-- Records provided start --

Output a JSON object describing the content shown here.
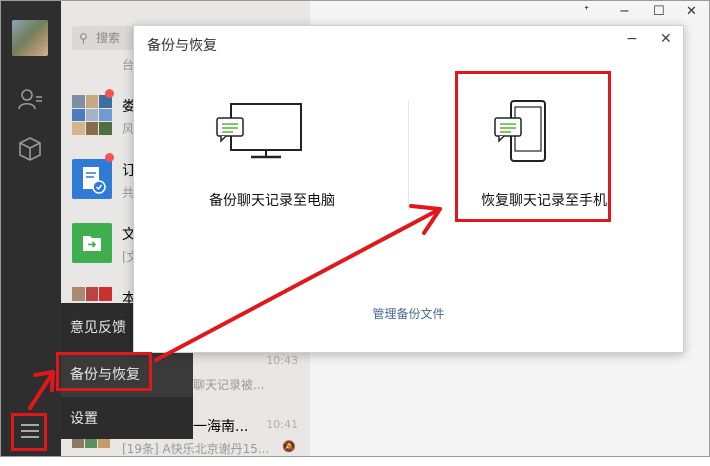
{
  "window": {
    "pin": "ᐩ",
    "minimize": "−",
    "maximize": "☐",
    "close": "✕"
  },
  "search": {
    "placeholder": "搜索",
    "icon": "search-icon"
  },
  "sidebar": {
    "icons": [
      "contacts-icon",
      "mini-program-icon",
      "menu-icon"
    ]
  },
  "chats": [
    {
      "title": "",
      "snippet": "台"
    },
    {
      "title": "娄",
      "snippet": "风"
    },
    {
      "title": "订",
      "snippet": "共"
    },
    {
      "title": "文",
      "snippet": "[文"
    },
    {
      "title": "本",
      "snippet": ""
    },
    {
      "title": "",
      "time": "10:43",
      "snippet": "聊天记录被..."
    },
    {
      "title": "一海南...",
      "time": "10:41",
      "snippet": "[19条] A快乐北京谢丹15..."
    }
  ],
  "menu": {
    "feedback": "意见反馈",
    "backup": "备份与恢复",
    "settings": "设置"
  },
  "dialog": {
    "title": "备份与恢复",
    "minimize": "−",
    "close": "✕",
    "backup_to_pc": "备份聊天记录至电脑",
    "restore_to_phone": "恢复聊天记录至手机",
    "manage_files": "管理备份文件"
  },
  "colors": {
    "annotation": "#e0181c",
    "sidebar": "#2e2e2e",
    "link": "#456a94",
    "chat_bubble": "#5dbb3b"
  }
}
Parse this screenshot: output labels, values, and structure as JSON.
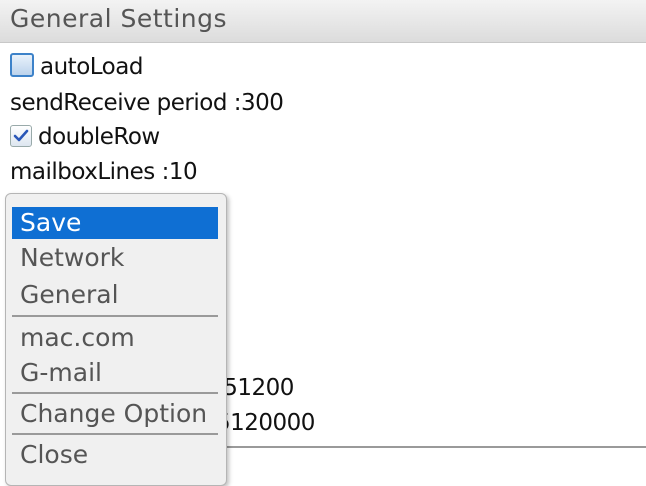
{
  "title": "General Settings",
  "settings": {
    "autoload_label": "autoLoad",
    "autoload_checked": false,
    "send_receive_label": "sendReceive period :300",
    "double_row_label": "doubleRow",
    "double_row_checked": true,
    "mailbox_lines_label": "mailboxLines :10",
    "partial_line_a": ":51200",
    "partial_line_b": "5120000"
  },
  "menu": {
    "items": [
      {
        "label": "Save",
        "selected": true
      },
      {
        "label": "Network"
      },
      {
        "label": "General"
      },
      {
        "label": "mac.com"
      },
      {
        "label": "G-mail"
      },
      {
        "label": "Change Option"
      },
      {
        "label": "Close"
      }
    ]
  }
}
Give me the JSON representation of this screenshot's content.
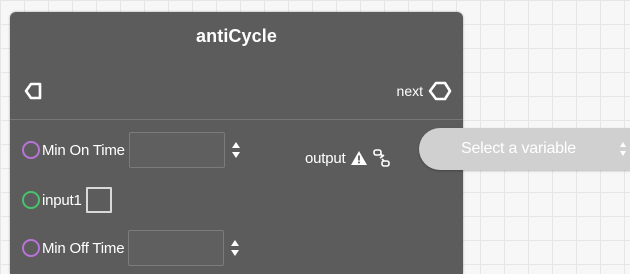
{
  "node": {
    "title": "antiCycle",
    "next_label": "next",
    "inputs": {
      "min_on_time": {
        "label": "Min On Time",
        "value": "",
        "placeholder": ""
      },
      "input1": {
        "label": "input1",
        "checked": false
      },
      "min_off_time": {
        "label": "Min Off Time",
        "value": "",
        "placeholder": ""
      }
    },
    "output": {
      "label": "output",
      "select_placeholder": "Select a variable"
    }
  },
  "icons": {
    "flow_in": "flow-in-port-icon",
    "flow_out": "flow-out-port-icon",
    "warning": "warning-triangle-icon",
    "link": "link-chain-icon"
  },
  "colors": {
    "node_bg": "#5c5c5c",
    "canvas_grid": "#e6e6e6",
    "numeric_port": "#b873d9",
    "boolean_port": "#49c26d",
    "variable_pill": "#d0d0d0"
  }
}
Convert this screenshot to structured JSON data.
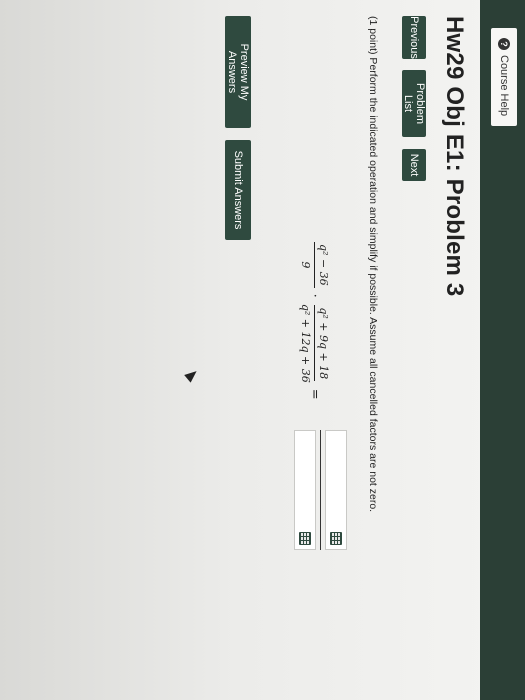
{
  "header": {
    "course_help_label": "Course Help"
  },
  "title": "Hw29 Obj E1: Problem 3",
  "nav": {
    "previous": "Previous",
    "problem_list": "Problem List",
    "next": "Next"
  },
  "problem": {
    "instruction": "(1 point) Perform the indicated operation and simplify if possible. Assume all cancelled factors are not zero.",
    "expression": {
      "frac1_num": "q² − 36",
      "frac1_den": "9",
      "operator": "·",
      "frac2_num": "q² + 9q + 18",
      "frac2_den": "q² + 12q + 36",
      "equals": "="
    },
    "answer": {
      "numerator_value": "",
      "denominator_value": ""
    }
  },
  "actions": {
    "preview": "Preview My Answers",
    "submit": "Submit Answers"
  },
  "colors": {
    "header_bg": "#2b3f36",
    "button_bg": "#2f4a3f"
  }
}
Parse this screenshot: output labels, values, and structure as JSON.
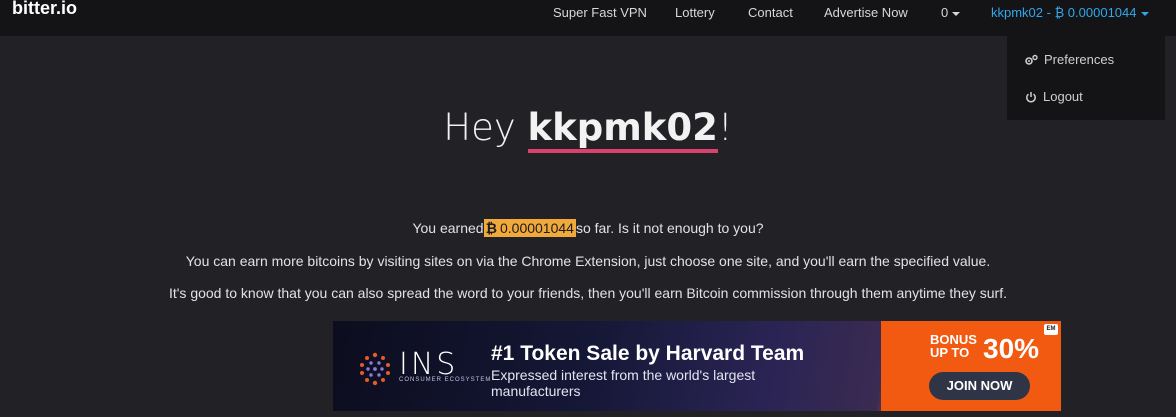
{
  "nav": {
    "brand": "bitter.io",
    "links": [
      "Super Fast VPN",
      "Lottery",
      "Contact",
      "Advertise Now"
    ],
    "counter": "0",
    "account": "kkpmk02 - ₿ 0.00001044",
    "dropdown": {
      "preferences": "Preferences",
      "logout": "Logout"
    }
  },
  "main": {
    "greeting_prefix": "Hey",
    "username": "kkpmk02",
    "greeting_suffix": "!",
    "earned_prefix": "You earned",
    "btc_symbol": "₿",
    "earned_amount": "0.00001044",
    "earned_suffix": "so far. Is it not enough to you?",
    "line2": "You can earn more bitcoins by visiting sites on via the Chrome Extension, just choose one site, and you'll earn the specified value.",
    "line3": "It's good to know that you can also spread the word to your friends, then you'll earn Bitcoin commission through them anytime they surf."
  },
  "ad": {
    "logo_text": "INS",
    "logo_sub": "CONSUMER ECOSYSTEM",
    "title": "#1 Token Sale by Harvard Team",
    "desc": "Expressed interest from the world's largest manufacturers",
    "bonus_line1": "BONUS",
    "bonus_line2": "UP TO",
    "bonus_pct": "30%",
    "cta": "JOIN NOW",
    "badge": "EM"
  },
  "colors": {
    "navbar_bg": "#141417",
    "page_bg": "#222226",
    "account_link": "#33a6e8",
    "underline": "#d9426b",
    "highlight": "#f2a93b",
    "ad_orange": "#f25a12"
  }
}
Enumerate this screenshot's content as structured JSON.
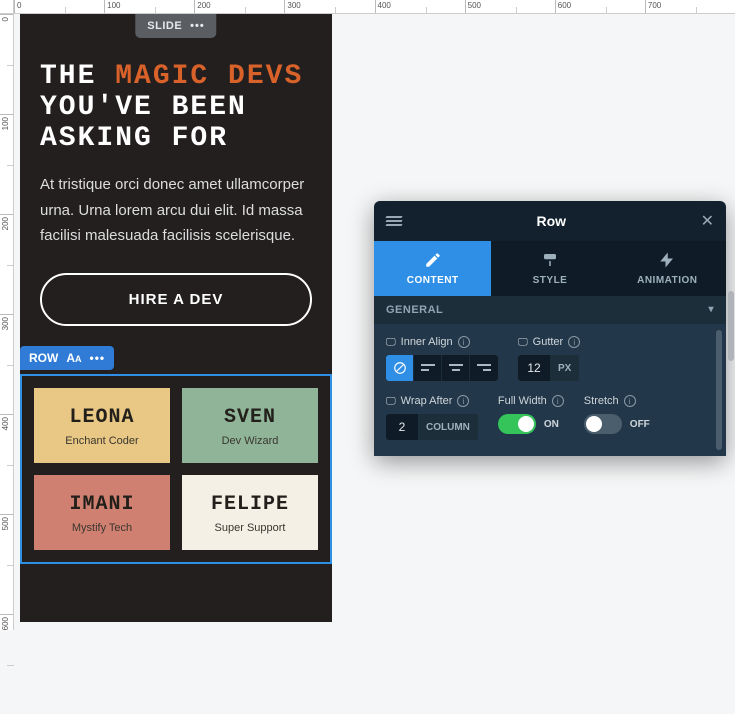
{
  "ruler_h": [
    "0",
    "100",
    "200",
    "300",
    "400",
    "500",
    "600",
    "700"
  ],
  "ruler_v": [
    "0",
    "100",
    "200",
    "300",
    "400",
    "500",
    "600"
  ],
  "slide": {
    "badge": "SLIDE",
    "headline_pre": "THE ",
    "headline_accent": "MAGIC DEVS",
    "headline_post": " YOU'VE BEEN ASKING FOR",
    "body": "At tristique orci donec amet ullamcorper urna. Urna lorem arcu dui elit. Id massa facilisi malesuada facilisis scelerisque.",
    "cta": "HIRE A DEV"
  },
  "row": {
    "toolbar_label": "ROW",
    "cards": [
      {
        "name": "LEONA",
        "role": "Enchant Coder"
      },
      {
        "name": "SVEN",
        "role": "Dev Wizard"
      },
      {
        "name": "IMANI",
        "role": "Mystify Tech"
      },
      {
        "name": "FELIPE",
        "role": "Super Support"
      }
    ]
  },
  "panel": {
    "title": "Row",
    "tabs": {
      "content": "CONTENT",
      "style": "STYLE",
      "animation": "ANIMATION"
    },
    "section": "GENERAL",
    "inner_align": {
      "label": "Inner Align"
    },
    "gutter": {
      "label": "Gutter",
      "value": "12",
      "unit": "PX"
    },
    "wrap_after": {
      "label": "Wrap After",
      "value": "2",
      "unit": "COLUMN"
    },
    "full_width": {
      "label": "Full Width",
      "state": "ON"
    },
    "stretch": {
      "label": "Stretch",
      "state": "OFF"
    }
  }
}
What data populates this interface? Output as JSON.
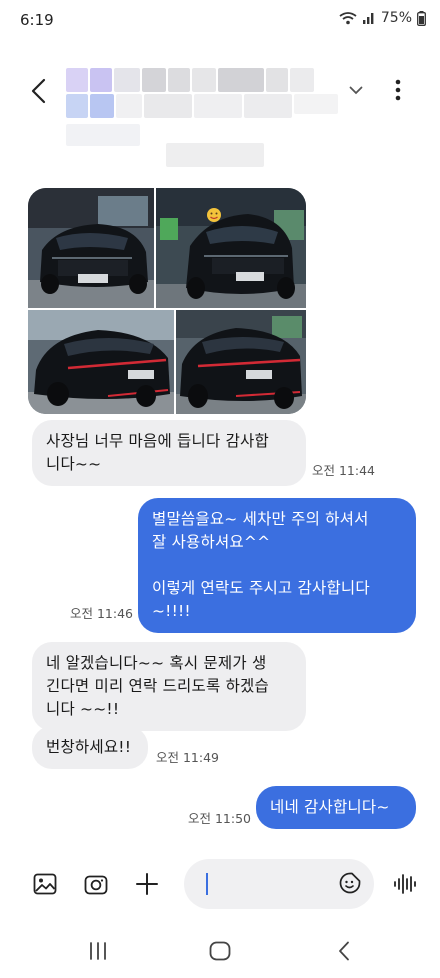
{
  "status_bar": {
    "time": "6:19",
    "battery": "75%"
  },
  "header": {
    "back_icon": "chevron-left-icon",
    "expand_icon": "chevron-down-icon",
    "menu_icon": "more-vertical-icon"
  },
  "photos": [
    {
      "name": "photo-front-left"
    },
    {
      "name": "photo-front-right"
    },
    {
      "name": "photo-rear-left"
    },
    {
      "name": "photo-rear-right"
    }
  ],
  "messages": [
    {
      "id": "m1",
      "direction": "in",
      "text": "사장님 너무 마음에 듭니다 감사합\n니다~~",
      "time": "오전 11:44"
    },
    {
      "id": "m2",
      "direction": "out",
      "text": "별말씀을요~ 세차만 주의 하셔서\n잘 사용하셔요^^\n\n이렇게 연락도 주시고 감사합니다\n~!!!!",
      "time": "오전 11:46"
    },
    {
      "id": "m3",
      "direction": "in",
      "text": "네 알겠습니다~~ 혹시 문제가 생\n긴다면 미리 연락 드리도록 하겠습\n니다 ~~!!",
      "time": ""
    },
    {
      "id": "m4",
      "direction": "in",
      "text": "번창하세요!!",
      "time": "오전 11:49"
    },
    {
      "id": "m5",
      "direction": "out",
      "text": "네네 감사합니다~",
      "time": "오전 11:50"
    }
  ],
  "composer": {
    "gallery_icon": "image-icon",
    "camera_icon": "camera-icon",
    "add_icon": "plus-icon",
    "input_value": "",
    "sticker_icon": "sticker-icon",
    "voice_icon": "voice-wave-icon"
  },
  "nav": {
    "recents_icon": "recents-icon",
    "home_icon": "home-icon",
    "back_icon": "nav-back-icon"
  },
  "colors": {
    "outgoing_bubble": "#3b6fe0",
    "incoming_bubble": "#eeeef0",
    "background": "#ffffff"
  }
}
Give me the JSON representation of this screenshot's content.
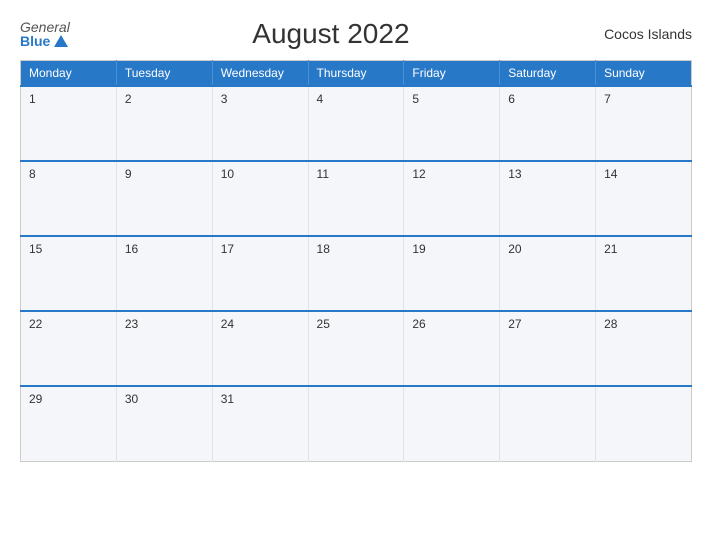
{
  "header": {
    "logo_general": "General",
    "logo_blue": "Blue",
    "title": "August 2022",
    "region": "Cocos Islands"
  },
  "days": [
    "Monday",
    "Tuesday",
    "Wednesday",
    "Thursday",
    "Friday",
    "Saturday",
    "Sunday"
  ],
  "weeks": [
    [
      "1",
      "2",
      "3",
      "4",
      "5",
      "6",
      "7"
    ],
    [
      "8",
      "9",
      "10",
      "11",
      "12",
      "13",
      "14"
    ],
    [
      "15",
      "16",
      "17",
      "18",
      "19",
      "20",
      "21"
    ],
    [
      "22",
      "23",
      "24",
      "25",
      "26",
      "27",
      "28"
    ],
    [
      "29",
      "30",
      "31",
      "",
      "",
      "",
      ""
    ]
  ]
}
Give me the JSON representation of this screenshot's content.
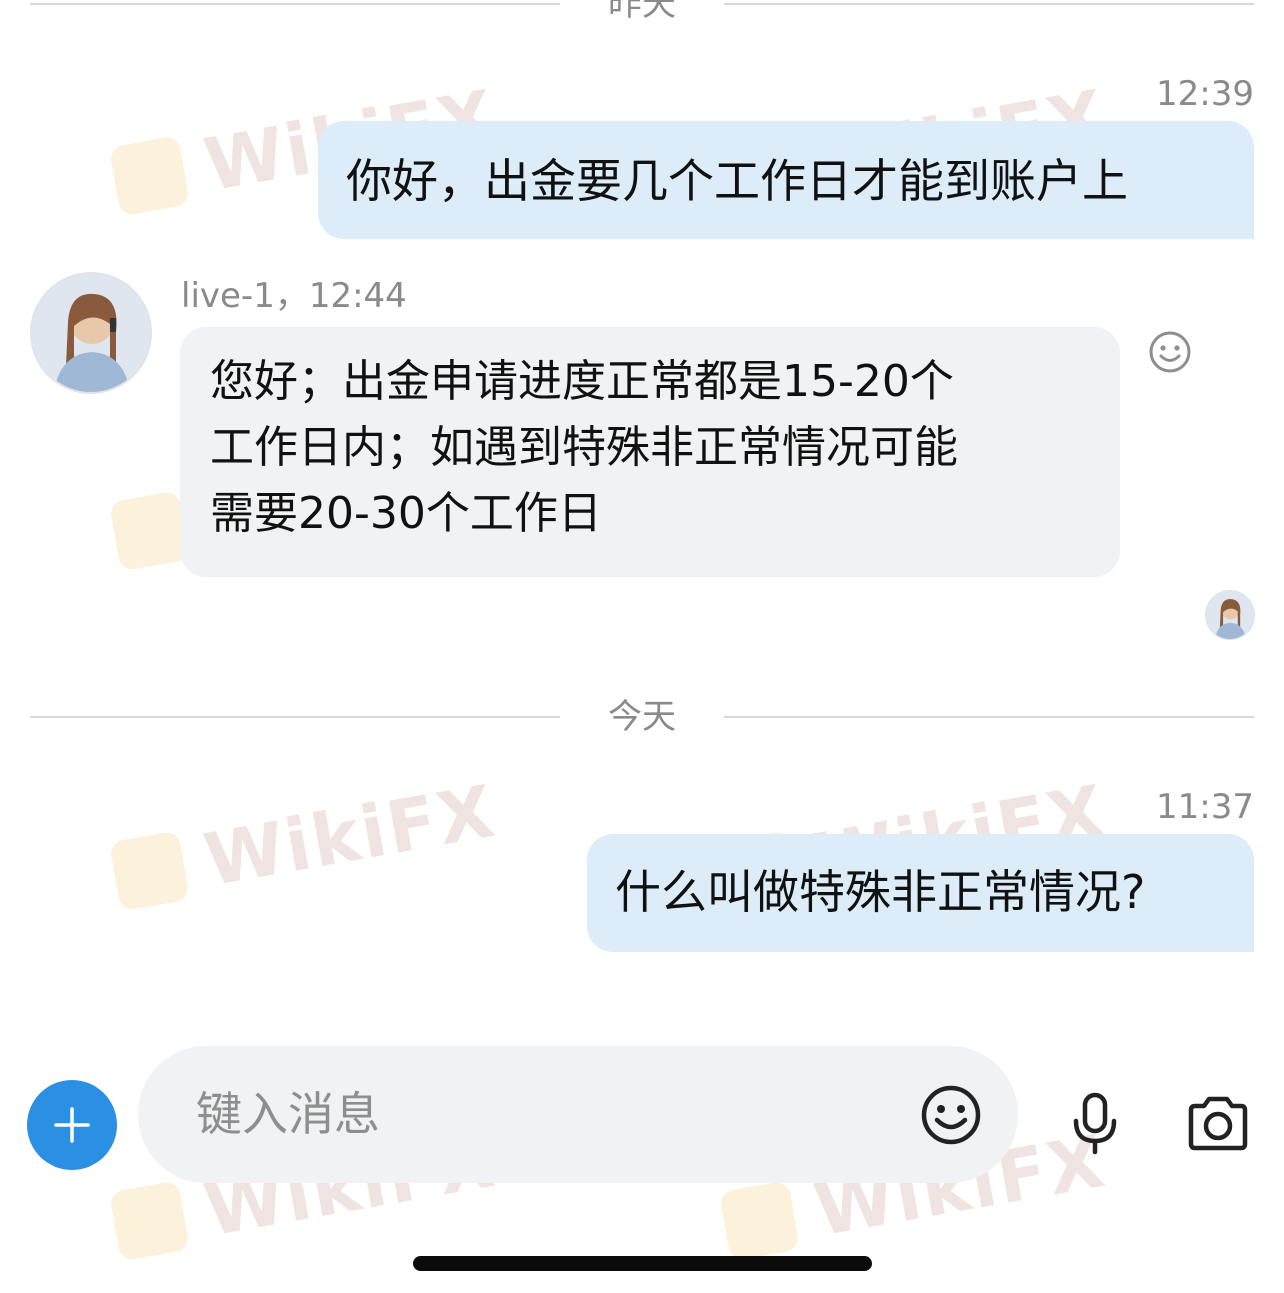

-- Records provided end --

- Set exercise
Search the data for "role". Copy every line that has it.

- Solution for this task
        "role": "Enchant Coder"
        "role": "Dev Wizard"
        "role": "Mystify Tech"
        "role": "Super Support"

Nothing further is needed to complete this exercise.